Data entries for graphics
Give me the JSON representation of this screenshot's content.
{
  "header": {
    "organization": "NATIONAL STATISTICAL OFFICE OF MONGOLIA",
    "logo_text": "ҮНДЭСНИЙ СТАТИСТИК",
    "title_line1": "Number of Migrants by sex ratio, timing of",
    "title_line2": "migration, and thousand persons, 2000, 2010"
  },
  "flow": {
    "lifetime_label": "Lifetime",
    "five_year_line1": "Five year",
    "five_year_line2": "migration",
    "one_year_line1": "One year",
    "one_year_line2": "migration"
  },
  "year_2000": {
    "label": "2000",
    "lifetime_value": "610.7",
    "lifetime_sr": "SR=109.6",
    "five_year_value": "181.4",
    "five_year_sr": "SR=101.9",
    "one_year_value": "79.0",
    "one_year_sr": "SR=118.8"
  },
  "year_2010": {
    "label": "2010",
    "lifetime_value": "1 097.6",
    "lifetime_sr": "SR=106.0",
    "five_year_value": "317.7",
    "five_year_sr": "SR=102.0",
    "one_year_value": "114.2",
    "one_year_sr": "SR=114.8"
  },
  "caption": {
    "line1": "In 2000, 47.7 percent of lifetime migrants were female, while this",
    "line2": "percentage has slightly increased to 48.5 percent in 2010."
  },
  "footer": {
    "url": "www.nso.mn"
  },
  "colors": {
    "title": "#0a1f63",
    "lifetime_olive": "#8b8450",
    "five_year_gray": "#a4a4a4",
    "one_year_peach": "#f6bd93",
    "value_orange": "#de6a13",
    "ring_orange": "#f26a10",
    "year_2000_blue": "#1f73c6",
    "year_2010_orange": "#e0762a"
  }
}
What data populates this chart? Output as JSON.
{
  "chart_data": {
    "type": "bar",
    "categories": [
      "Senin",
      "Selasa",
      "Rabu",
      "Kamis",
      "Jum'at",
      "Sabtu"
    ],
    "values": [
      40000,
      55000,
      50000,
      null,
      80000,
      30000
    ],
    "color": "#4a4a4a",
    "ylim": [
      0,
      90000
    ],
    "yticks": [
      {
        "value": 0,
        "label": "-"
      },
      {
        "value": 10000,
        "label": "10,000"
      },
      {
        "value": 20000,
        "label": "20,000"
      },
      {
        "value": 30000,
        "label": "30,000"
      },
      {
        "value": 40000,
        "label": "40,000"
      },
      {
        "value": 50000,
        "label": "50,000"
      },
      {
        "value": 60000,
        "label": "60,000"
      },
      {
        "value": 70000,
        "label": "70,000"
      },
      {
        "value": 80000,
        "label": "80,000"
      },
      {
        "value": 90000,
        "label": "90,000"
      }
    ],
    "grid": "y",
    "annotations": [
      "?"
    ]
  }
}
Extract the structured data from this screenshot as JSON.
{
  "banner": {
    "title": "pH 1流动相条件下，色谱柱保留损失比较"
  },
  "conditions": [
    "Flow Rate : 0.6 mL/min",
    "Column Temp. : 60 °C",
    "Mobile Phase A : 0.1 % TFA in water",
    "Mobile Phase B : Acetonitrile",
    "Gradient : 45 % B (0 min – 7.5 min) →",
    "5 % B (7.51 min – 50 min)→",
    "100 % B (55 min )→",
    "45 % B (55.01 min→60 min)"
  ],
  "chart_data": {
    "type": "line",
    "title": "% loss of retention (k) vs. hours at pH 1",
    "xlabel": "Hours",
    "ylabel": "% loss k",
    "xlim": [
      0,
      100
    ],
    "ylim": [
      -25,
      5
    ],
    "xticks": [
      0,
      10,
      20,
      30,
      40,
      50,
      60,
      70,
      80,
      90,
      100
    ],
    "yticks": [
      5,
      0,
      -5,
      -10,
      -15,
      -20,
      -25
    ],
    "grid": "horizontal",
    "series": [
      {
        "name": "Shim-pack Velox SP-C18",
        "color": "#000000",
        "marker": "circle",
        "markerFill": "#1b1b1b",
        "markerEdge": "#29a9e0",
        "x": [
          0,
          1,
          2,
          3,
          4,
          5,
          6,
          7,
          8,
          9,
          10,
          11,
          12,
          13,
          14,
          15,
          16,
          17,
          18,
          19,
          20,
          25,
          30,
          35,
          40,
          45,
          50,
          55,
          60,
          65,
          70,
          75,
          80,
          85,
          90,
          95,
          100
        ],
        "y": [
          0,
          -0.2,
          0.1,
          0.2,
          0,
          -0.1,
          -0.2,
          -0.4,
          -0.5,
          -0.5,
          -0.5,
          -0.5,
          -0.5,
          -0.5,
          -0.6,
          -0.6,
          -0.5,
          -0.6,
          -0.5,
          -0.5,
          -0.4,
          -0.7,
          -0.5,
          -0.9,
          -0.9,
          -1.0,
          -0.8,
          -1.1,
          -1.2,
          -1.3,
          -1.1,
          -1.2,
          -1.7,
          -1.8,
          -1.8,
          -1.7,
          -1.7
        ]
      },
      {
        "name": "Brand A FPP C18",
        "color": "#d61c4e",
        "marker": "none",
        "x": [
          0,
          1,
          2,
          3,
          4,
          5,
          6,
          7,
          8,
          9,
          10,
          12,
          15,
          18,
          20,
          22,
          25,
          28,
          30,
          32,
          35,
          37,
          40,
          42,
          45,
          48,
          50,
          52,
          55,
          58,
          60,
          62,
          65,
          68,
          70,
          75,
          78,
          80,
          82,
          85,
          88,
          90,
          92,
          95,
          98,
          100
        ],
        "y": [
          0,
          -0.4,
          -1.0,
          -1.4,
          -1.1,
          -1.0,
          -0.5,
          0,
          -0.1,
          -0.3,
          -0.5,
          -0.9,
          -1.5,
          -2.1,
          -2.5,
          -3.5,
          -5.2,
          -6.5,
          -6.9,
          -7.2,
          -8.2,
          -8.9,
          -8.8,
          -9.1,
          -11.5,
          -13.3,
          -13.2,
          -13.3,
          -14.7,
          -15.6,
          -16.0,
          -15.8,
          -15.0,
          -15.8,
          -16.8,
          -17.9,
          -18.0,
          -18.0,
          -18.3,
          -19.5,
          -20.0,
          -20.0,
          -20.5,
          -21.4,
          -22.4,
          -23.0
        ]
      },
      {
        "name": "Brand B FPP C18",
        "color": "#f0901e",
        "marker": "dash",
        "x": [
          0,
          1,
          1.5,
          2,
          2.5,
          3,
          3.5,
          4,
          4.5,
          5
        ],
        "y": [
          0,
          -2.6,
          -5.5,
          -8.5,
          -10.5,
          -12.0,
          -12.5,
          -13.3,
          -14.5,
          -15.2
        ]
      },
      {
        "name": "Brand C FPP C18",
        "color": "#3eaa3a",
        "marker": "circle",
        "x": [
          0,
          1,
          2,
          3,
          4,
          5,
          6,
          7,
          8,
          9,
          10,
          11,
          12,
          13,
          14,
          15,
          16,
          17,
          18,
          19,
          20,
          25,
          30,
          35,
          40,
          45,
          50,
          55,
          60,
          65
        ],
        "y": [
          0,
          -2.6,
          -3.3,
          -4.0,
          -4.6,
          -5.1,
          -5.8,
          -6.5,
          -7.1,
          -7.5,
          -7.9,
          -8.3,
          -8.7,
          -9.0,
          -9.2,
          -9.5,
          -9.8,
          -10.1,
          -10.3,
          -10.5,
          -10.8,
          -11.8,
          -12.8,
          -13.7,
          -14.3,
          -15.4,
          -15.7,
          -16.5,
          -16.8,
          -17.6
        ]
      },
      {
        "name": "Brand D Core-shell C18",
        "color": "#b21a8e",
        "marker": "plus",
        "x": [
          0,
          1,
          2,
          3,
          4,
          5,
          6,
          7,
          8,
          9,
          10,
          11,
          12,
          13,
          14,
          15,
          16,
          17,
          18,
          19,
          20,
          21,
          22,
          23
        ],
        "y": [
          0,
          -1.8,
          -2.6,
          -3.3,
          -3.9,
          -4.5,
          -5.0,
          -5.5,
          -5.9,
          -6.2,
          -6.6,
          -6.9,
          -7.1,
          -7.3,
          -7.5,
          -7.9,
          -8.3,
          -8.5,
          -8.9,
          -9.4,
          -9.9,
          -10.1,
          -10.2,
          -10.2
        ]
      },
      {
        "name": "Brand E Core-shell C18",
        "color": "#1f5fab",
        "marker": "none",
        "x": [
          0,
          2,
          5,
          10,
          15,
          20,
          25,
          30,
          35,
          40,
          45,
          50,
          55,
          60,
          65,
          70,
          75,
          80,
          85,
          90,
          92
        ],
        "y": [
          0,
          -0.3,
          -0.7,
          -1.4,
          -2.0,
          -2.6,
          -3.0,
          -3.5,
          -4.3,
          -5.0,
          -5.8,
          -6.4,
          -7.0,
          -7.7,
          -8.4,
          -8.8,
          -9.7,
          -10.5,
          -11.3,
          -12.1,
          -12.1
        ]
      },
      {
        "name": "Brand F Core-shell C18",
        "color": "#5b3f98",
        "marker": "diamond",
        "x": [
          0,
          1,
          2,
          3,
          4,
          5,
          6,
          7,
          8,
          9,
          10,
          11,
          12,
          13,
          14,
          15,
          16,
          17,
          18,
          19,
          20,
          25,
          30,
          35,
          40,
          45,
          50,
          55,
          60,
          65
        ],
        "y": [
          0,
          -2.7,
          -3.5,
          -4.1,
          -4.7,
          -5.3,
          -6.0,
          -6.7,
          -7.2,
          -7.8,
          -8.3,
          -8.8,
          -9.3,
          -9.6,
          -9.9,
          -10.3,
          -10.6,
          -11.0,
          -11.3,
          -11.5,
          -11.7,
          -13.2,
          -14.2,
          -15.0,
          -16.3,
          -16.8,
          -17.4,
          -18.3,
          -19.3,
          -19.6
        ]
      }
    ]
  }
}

* **PROBLEM DESCRIPTION**
Extract all lines that hold the word "Mobile".

* **TASK RESPONSE**
    "Mobile Phase A : 0.1 % TFA in water",
    "Mobile Phase B : Acetonitrile",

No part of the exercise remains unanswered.